**Task description**
Show every line containing "estimation" by copying it.

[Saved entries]
·····

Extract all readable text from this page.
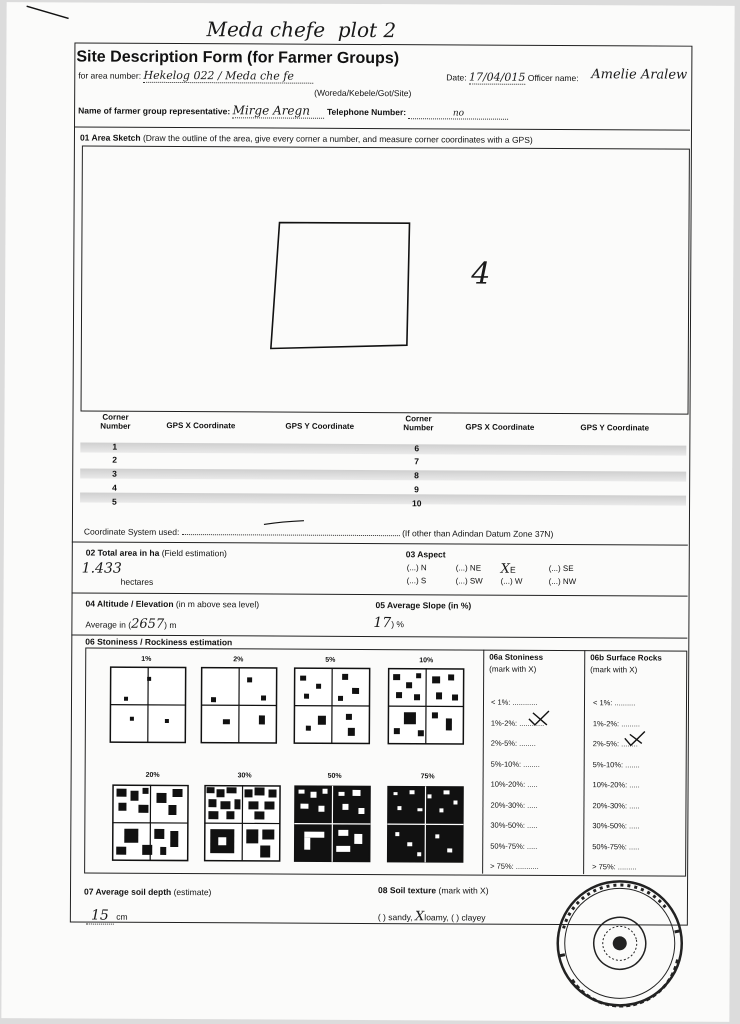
Meda chefe  plot 2
Site Description Form (for Farmer Groups)
for area number: Hekelog 022 / Meda che fe
(Woreda/Kebele/Got/Site)
Date: 17/04/015 Officer name: Amelie Aralew
Name of farmer group representative: Mirge Aregn Telephone Number:	no
01 Area Sketch (Draw the outline of the area, give every corner a number, and measure corner coordinates with a GPS)
4
Corner Number	GPS X Coordinate	GPS Y Coordinate
Corner Number	GPS X Coordinate	GPS Y Coordinate
1
2
3
4
5
6
7
8
9
10
Coordinate System used:	(If other than Adindan Datum Zone 37N)
02 Total area in ha (Field estimation)
1.433
hectares
03 Aspect
(...) N	(...) NE XE	(...) SE
(...) S	(...) SW (...) W	(...) NW
04 Altitude / Elevation (in m above sea level)
Average in (2657) m
05 Average Slope (in %)
17) %
06 Stoniness / Rockiness estimation
1%	2%	5%	10%
20%	30%	50%	75%
06a Stoniness
(mark with X)
06b Surface Rocks
(mark with X)
< 1%: ............
1%-2%: ............
2%-5%: ........
5%-10%: ........
10%-20%: .....
20%-30%: .....
30%-50%: .....
50%-75%: .....
> 75%: ...........
< 1%: ..........
1%-2%: .........
2%-5%: ........
5%-10%: .......
10%-20%: .....
20%-30%: .....
30%-50%: .....
50%-75%: .....
> 75%: .........
07 Average soil depth (estimate)
15 cm
08 Soil texture (mark with X)
( ) sandy, Xloamy, ( ) clayey
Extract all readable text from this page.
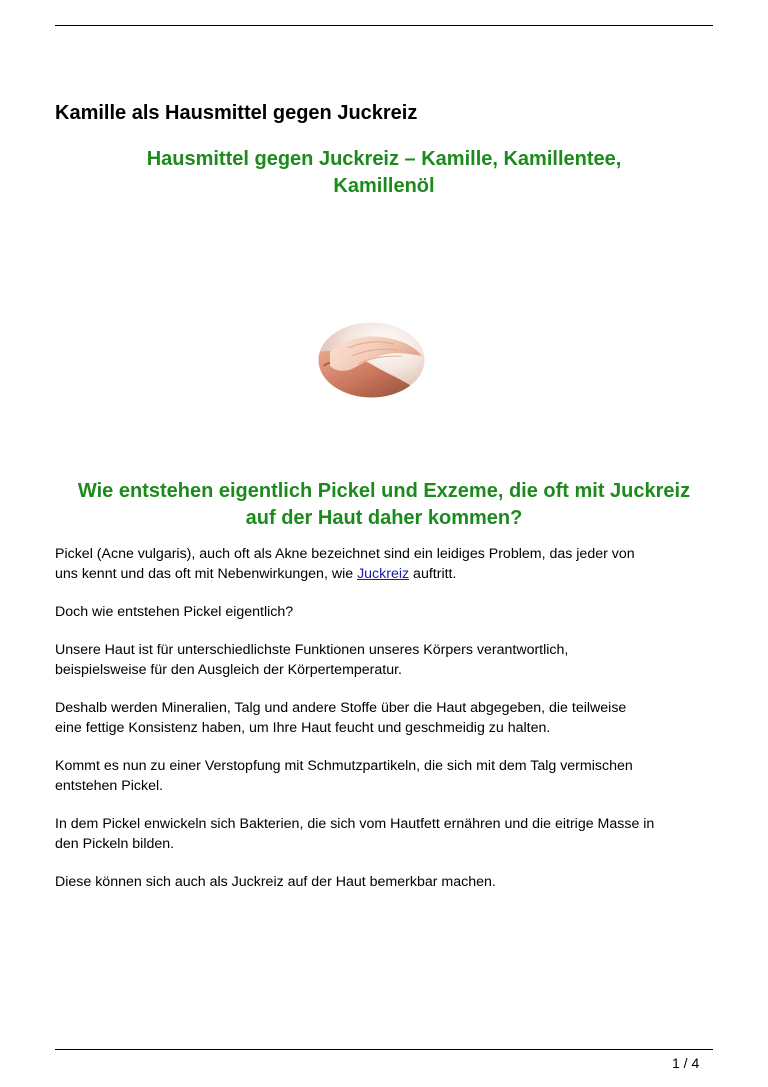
Kamille als Hausmittel gegen Juckreiz
Hausmittel gegen Juckreiz – Kamille, Kamillentee,
Kamillenöl
Wie entstehen eigentlich Pickel und Exzeme, die oft mit Juckreiz
auf der Haut daher kommen?

Pickel (Acne vulgaris), auch oft als Akne bezeichnet sind ein leidiges Problem, das jeder von
uns kennt und das oft mit Nebenwirkungen, wie Juckreiz auftritt.

Doch wie entstehen Pickel eigentlich?

Unsere Haut ist für unterschiedlichste Funktionen unseres Körpers verantwortlich,
beispielsweise für den Ausgleich der Körpertemperatur.

Deshalb werden Mineralien, Talg und andere Stoffe über die Haut abgegeben, die teilweise
eine fettige Konsistenz haben, um Ihre Haut feucht und geschmeidig zu halten.

Kommt es nun zu einer Verstopfung mit Schmutzpartikeln, die sich mit dem Talg vermischen
entstehen Pickel.

In dem Pickel enwickeln sich Bakterien, die sich vom Hautfett ernähren und die eitrige Masse in
den Pickeln bilden.

Diese können sich auch als Juckreiz auf der Haut bemerkbar machen.

1 / 4
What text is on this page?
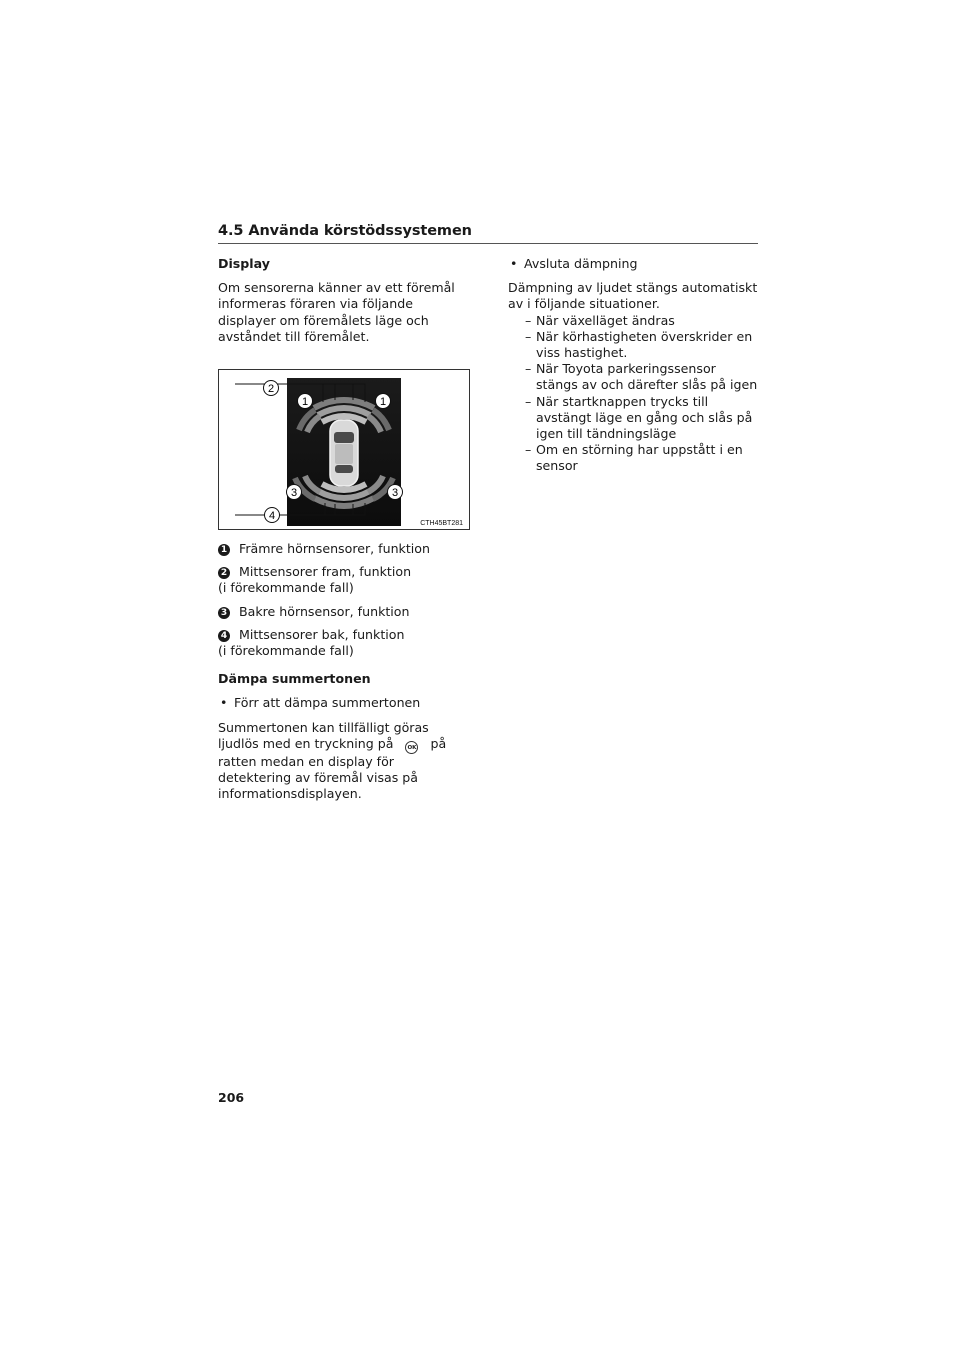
4.5 Använda körstödssystemen
Display

Om sensorerna känner av ett föremål informeras föraren via följande displayer om föremålets läge och avståndet till föremålet.

2
1	1
3	3
4
CTH45BT281
1 Främre hörnsensorer, funktion
2 Mittsensorer fram, funktion
(i förekommande fall)
3 Bakre hörnsensor, funktion
4 Mittsensorer bak, funktion
(i förekommande fall)
Dämpa summertonen

• Förr att dämpa summertonen

Summertonen kan tillfälligt göras ljudlös med en tryckning på	OK på ratten medan en display för detektering av föremål visas på informationsdisplayen.

• Avsluta dämpning

Dämpning av ljudet stängs automatiskt av i följande situationer.

– När växelläget ändras
– När körhastigheten överskrider en viss hastighet.
– När Toyota parkeringssensor stängs av och därefter slås på igen
– När startknappen trycks till avstängt läge en gång och slås på igen till tändningsläge
– Om en störning har uppstått i en sensor
206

·····

**The result**
02 Total area in ha (Field estimation)
06 Stoniness / Rockiness estimation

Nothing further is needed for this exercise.